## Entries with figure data
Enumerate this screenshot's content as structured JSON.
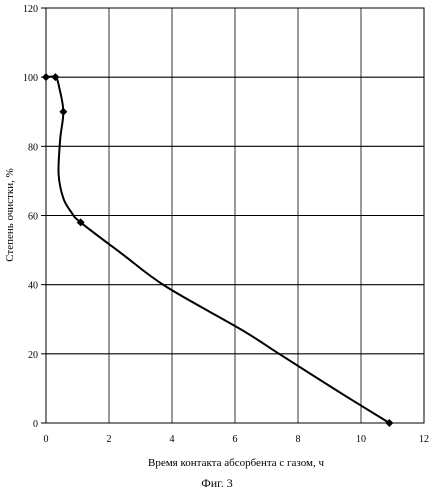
{
  "chart_data": {
    "type": "line",
    "xlabel": "Время контакта абсорбента с газом, ч",
    "ylabel": "Степень очистки, %",
    "xlim": [
      0,
      12
    ],
    "ylim": [
      0,
      120
    ],
    "xticks": [
      0,
      2,
      4,
      6,
      8,
      10,
      12
    ],
    "yticks": [
      0,
      20,
      40,
      60,
      80,
      100,
      120
    ],
    "grid": true,
    "series": [
      {
        "markers": [
          {
            "x": 0.0,
            "y": 100
          },
          {
            "x": 0.3,
            "y": 100
          },
          {
            "x": 0.55,
            "y": 90
          },
          {
            "x": 1.1,
            "y": 58
          },
          {
            "x": 10.9,
            "y": 0
          }
        ],
        "curve": [
          {
            "x": 0.0,
            "y": 100
          },
          {
            "x": 0.3,
            "y": 100
          },
          {
            "x": 0.42,
            "y": 97
          },
          {
            "x": 0.55,
            "y": 90
          },
          {
            "x": 0.45,
            "y": 82
          },
          {
            "x": 0.4,
            "y": 72
          },
          {
            "x": 0.55,
            "y": 65
          },
          {
            "x": 0.8,
            "y": 61
          },
          {
            "x": 1.1,
            "y": 58
          },
          {
            "x": 2.4,
            "y": 49
          },
          {
            "x": 3.8,
            "y": 39.5
          },
          {
            "x": 6.2,
            "y": 27
          },
          {
            "x": 7.4,
            "y": 20
          },
          {
            "x": 9.3,
            "y": 9
          },
          {
            "x": 10.9,
            "y": 0
          }
        ]
      }
    ]
  },
  "figure_caption": "Фиг. 3"
}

## Short task
Write the material out again exactly as it appears, dropping the pictures.

## Written solution
Enumerate this screenshot's content as structured JSON.
{
  "chart_data": {
    "type": "line",
    "xlabel": "Время контакта абсорбента с газом, ч",
    "ylabel": "Степень очистки, %",
    "xlim": [
      0,
      12
    ],
    "ylim": [
      0,
      120
    ],
    "xticks": [
      0,
      2,
      4,
      6,
      8,
      10,
      12
    ],
    "yticks": [
      0,
      20,
      40,
      60,
      80,
      100,
      120
    ],
    "grid": true,
    "series": [
      {
        "markers": [
          {
            "x": 0.0,
            "y": 100
          },
          {
            "x": 0.3,
            "y": 100
          },
          {
            "x": 0.55,
            "y": 90
          },
          {
            "x": 1.1,
            "y": 58
          },
          {
            "x": 10.9,
            "y": 0
          }
        ],
        "curve": [
          {
            "x": 0.0,
            "y": 100
          },
          {
            "x": 0.3,
            "y": 100
          },
          {
            "x": 0.42,
            "y": 97
          },
          {
            "x": 0.55,
            "y": 90
          },
          {
            "x": 0.45,
            "y": 82
          },
          {
            "x": 0.4,
            "y": 72
          },
          {
            "x": 0.55,
            "y": 65
          },
          {
            "x": 0.8,
            "y": 61
          },
          {
            "x": 1.1,
            "y": 58
          },
          {
            "x": 2.4,
            "y": 49
          },
          {
            "x": 3.8,
            "y": 39.5
          },
          {
            "x": 6.2,
            "y": 27
          },
          {
            "x": 7.4,
            "y": 20
          },
          {
            "x": 9.3,
            "y": 9
          },
          {
            "x": 10.9,
            "y": 0
          }
        ]
      }
    ]
  },
  "figure_caption": "Фиг. 3"
}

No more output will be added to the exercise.